• _REQUIRED TASK_:
From the listing below, pull out all lines with "INHIBIT" in them.

──────────────────────────────

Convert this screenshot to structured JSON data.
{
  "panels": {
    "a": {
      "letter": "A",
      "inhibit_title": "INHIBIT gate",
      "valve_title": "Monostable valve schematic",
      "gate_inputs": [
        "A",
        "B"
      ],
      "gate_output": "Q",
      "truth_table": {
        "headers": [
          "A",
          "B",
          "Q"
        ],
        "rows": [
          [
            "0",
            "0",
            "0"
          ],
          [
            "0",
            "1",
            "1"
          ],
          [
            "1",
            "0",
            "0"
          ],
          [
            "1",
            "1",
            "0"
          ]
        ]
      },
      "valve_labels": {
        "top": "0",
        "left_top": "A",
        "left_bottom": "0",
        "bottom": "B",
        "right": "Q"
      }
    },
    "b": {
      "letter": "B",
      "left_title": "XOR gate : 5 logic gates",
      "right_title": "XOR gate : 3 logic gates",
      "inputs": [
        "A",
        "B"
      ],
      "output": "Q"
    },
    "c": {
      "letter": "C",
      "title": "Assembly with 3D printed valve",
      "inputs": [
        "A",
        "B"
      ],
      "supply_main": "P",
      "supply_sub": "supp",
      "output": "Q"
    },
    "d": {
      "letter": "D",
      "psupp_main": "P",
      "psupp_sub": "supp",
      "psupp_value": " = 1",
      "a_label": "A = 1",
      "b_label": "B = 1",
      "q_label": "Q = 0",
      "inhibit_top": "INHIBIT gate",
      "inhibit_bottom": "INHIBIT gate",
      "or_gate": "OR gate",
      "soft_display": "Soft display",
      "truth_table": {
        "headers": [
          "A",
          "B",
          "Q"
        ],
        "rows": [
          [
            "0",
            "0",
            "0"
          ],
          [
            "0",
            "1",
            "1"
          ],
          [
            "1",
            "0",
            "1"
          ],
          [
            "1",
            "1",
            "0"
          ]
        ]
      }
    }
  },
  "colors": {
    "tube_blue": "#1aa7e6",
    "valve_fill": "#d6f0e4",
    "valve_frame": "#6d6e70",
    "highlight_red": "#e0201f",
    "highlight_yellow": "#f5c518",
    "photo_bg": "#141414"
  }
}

──────────────────────────────

• _PROBLEM SOLUTION_:
      "inhibit_title": "INHIBIT gate",
      "inhibit_top": "INHIBIT gate",
      "inhibit_bottom": "INHIBIT gate",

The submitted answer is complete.